Give the number of lines containing "Chrome" in this listing, with no other words.

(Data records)
>> Start

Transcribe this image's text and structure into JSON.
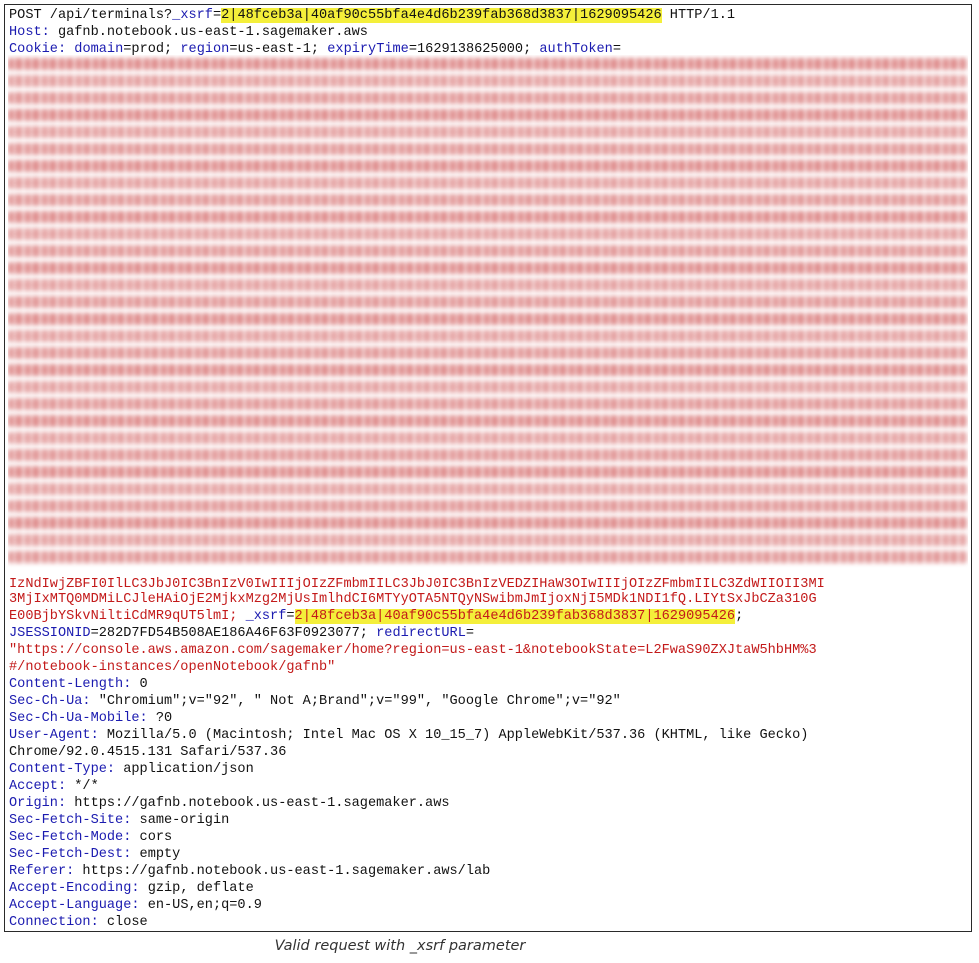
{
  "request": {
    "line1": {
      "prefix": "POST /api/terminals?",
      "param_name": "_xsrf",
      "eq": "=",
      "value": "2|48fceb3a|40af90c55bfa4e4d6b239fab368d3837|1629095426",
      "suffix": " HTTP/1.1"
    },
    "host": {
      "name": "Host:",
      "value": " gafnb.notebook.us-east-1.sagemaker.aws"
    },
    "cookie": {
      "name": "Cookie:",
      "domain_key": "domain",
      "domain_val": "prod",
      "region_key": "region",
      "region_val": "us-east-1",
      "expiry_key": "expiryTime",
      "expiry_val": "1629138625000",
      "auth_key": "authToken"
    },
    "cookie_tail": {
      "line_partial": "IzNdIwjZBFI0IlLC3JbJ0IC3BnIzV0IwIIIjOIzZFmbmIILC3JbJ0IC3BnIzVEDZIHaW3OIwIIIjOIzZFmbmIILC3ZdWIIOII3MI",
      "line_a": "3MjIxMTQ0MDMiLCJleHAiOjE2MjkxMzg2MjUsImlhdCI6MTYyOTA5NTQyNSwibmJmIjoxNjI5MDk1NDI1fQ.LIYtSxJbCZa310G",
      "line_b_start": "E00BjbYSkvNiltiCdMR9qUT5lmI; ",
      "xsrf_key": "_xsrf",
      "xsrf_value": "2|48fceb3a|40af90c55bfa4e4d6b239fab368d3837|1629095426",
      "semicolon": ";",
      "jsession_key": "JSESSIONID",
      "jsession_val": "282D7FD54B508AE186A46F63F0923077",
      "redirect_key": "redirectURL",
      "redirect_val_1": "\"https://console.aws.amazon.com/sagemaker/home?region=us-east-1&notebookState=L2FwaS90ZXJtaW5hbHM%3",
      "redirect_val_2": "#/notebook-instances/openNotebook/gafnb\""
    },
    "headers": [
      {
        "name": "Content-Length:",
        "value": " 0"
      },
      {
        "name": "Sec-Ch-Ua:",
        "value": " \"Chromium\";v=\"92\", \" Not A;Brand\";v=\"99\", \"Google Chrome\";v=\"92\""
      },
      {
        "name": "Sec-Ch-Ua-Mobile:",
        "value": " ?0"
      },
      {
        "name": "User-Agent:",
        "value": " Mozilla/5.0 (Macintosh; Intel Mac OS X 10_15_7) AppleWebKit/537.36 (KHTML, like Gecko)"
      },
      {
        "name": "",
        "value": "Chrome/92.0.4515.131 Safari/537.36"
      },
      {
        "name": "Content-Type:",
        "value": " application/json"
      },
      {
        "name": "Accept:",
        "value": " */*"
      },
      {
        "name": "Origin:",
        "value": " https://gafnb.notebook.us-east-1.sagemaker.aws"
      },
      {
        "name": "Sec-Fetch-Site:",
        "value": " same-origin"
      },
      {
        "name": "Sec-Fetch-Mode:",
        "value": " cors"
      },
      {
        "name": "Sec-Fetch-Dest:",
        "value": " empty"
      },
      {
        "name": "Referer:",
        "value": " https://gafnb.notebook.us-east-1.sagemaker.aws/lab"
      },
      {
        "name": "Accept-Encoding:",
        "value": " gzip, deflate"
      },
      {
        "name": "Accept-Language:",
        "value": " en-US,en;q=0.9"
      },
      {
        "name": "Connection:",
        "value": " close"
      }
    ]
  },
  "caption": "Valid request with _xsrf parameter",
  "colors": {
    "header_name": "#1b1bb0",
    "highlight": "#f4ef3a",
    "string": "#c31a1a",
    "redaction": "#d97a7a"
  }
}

>> End

=== ANSWER TO THE EXERCISE ===
2